*Reading passage*:
- Opening Delimiter -
First a comment from “Pinky” at Ordinary Times, which I’ll quote in full:
I don’t know if I’m just in a melancholy mood, but I guess I’ve been thinking lately about the lack of quality online. What strikes me is that the sites you’ve just mentioned are mostly terrible. I mean, Salon and Slate? Gawker? Are we satisfied with these messes being our cultural intersections? I’m not singling out the left, either (although I’d hate to discredit the left by calling Gawker a member of it). I’ve been looking around recently for something new and interesting on the right, and it’s been futile so far. I am just so sick of the garbage that people pass off as political discussion. The so-called middle isn’t any better.
I’m not looking for agreement. I’m not looking for disagreement either. I’m looking for people who are interesting. Or is that selfish of me? Throughout most of human history there hasn’t been a steady supply of provocative 5-to-15-minute-long reads. Have I let my concentration span collapse? Why are we settling for this?
My reply:
It may be useful, both in relation to Pinky’s complaint and in light of the events of the last few days, to read [now former editor] Franklin Foer’s essay on the founding and history of TNR from the recent centennial issue, but for now I just want to point to a contradiction that may help explain Pinky’s dissatisfaction with the state of our political-cultural internet, which I of course share: On the one hand, he just wants to find “interesting people.” On the other hand, he finds the venues for our “cultural intersections” “terrible.” It seems to me that part of what makes those sites such “messes” is that they are so much more interested in being interesting than in being “non-terrible.”
- Closing Delimiter -
*Record set*:
- Opening Delimiter -
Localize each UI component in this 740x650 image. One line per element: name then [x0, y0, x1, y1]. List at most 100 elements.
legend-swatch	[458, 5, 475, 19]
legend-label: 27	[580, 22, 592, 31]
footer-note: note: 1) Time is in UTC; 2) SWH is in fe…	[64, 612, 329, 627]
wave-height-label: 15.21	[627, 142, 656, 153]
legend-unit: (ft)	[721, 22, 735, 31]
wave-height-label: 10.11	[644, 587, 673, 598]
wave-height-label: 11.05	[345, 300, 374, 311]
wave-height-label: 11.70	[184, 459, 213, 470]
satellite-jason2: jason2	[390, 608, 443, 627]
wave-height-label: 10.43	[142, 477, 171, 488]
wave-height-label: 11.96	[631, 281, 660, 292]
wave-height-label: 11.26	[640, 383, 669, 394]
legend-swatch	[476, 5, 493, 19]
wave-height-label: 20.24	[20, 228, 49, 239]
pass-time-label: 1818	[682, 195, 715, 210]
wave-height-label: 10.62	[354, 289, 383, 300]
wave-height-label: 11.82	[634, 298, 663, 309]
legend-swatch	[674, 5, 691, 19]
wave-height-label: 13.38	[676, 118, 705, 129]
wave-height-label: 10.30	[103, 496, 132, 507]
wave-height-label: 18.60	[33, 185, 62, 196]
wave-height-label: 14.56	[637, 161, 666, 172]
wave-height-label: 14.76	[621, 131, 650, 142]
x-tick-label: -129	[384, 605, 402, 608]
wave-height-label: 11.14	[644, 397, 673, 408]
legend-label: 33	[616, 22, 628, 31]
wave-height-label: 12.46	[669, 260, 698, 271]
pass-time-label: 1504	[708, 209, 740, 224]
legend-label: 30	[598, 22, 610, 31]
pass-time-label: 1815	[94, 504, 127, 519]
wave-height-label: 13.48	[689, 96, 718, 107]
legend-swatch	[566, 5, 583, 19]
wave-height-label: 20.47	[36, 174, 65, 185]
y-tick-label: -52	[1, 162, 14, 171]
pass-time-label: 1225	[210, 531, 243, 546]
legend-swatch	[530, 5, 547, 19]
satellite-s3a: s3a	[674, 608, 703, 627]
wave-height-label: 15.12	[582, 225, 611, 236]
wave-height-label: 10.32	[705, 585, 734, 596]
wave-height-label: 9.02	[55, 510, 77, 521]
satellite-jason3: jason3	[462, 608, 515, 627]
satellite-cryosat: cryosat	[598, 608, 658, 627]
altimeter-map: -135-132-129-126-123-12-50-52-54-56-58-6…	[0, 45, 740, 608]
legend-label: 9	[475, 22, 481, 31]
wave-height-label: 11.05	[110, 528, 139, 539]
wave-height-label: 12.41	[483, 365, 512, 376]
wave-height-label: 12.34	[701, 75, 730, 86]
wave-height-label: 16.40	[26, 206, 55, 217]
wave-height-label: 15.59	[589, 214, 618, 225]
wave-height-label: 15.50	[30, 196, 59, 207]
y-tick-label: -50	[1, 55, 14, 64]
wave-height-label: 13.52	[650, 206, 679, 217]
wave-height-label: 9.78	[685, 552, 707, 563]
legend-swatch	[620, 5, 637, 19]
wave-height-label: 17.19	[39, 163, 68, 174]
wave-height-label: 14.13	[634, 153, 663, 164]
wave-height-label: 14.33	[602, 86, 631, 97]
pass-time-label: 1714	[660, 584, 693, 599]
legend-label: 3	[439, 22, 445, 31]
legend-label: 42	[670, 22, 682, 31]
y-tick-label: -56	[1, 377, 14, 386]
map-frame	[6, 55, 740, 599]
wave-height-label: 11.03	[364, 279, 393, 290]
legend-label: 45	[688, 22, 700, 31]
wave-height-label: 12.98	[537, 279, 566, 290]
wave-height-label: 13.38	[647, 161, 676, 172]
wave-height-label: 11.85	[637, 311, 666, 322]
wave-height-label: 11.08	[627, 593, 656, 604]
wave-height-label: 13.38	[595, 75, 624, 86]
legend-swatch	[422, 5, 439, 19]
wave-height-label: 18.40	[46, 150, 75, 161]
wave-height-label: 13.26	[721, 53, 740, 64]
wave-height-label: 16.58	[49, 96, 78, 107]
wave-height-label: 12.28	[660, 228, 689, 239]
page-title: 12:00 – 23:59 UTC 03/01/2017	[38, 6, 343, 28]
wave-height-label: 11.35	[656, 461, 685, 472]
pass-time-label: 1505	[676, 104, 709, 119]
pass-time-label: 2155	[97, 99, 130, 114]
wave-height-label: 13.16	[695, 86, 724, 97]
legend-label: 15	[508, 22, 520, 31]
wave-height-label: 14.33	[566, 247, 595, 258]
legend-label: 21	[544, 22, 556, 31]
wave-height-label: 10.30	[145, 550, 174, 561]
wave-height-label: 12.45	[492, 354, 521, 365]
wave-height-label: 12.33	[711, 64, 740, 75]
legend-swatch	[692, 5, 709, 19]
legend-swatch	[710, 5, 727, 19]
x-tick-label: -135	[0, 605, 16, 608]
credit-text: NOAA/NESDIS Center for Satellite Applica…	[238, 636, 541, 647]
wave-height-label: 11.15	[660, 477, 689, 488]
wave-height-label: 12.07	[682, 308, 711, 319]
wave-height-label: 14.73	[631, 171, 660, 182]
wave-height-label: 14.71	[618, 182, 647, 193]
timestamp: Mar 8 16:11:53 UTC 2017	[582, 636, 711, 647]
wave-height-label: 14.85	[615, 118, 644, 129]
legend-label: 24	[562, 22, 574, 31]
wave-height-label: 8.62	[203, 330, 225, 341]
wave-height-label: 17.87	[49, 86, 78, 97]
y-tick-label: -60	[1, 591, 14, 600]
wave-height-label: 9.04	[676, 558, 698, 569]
- Closing Delimiter -
*Problem statement*:
Pick up the reply to Pinky's complaint about online political and cultural sites after its final sentence, and carry the argument forward.

*Response box*:
I’m biting my virtual lip about extending the observation in regard to [Ordinary Times], but feel I have to do so at least a little bit, since I see no reason why this interrogation shouldn’t be a self-interrogation wherever it is conducted – whether at Gawker or New York or the US Intellectual History Blog. So, why isn’t this site the site that Pinky wants and possibly needs? I think most of the commenters and regular contributors are interested in being interesting, and every post is posted and comment commented with the obvious expectation that someone will find it “interesting” in one or both senses of the term as we use it – i.e., as entertaining or as engaging in relation to serious matters. Every post strives to be a 5- to 15-minute provocation, and the site wants to offer a steady supply of the same – even if doing so would at the same time somewhat contradict the “ordinary” (sub-optimal) spirit of the place (which may be part of the problem…).
These are all complex matters, and I don’t have time to go into them in much detail today – some will give thanks – but I’ll just note that the debacle at TNR concerns everyone – especially in America, obviously, but not just in America – who might be inclined to venture a serious argument on a political, cultural, or political-cultural matter at all. It raises questions both about the nature of public life and about the possibility of dealing sensibly or self-consciously with those same questions: It raises questions about who and what “we” are. It’s not that the little New Republic, home of racist elitist neo-con rape minimizers or whatever the latest party line on it is, has lately been so important in itself, but that the reduction and potential destruction of its habitat may say something about our larger cultural ecosystem. If the zombie-death of The New Republic isn’t itself the death of the “republic of letters” or of “public reason” in America, and the birth in its place of a zombie culture-state, it evokes the latter as an actual possibility… or makes viewing the state of things that way, even as a fait accompli, just a bit more credible.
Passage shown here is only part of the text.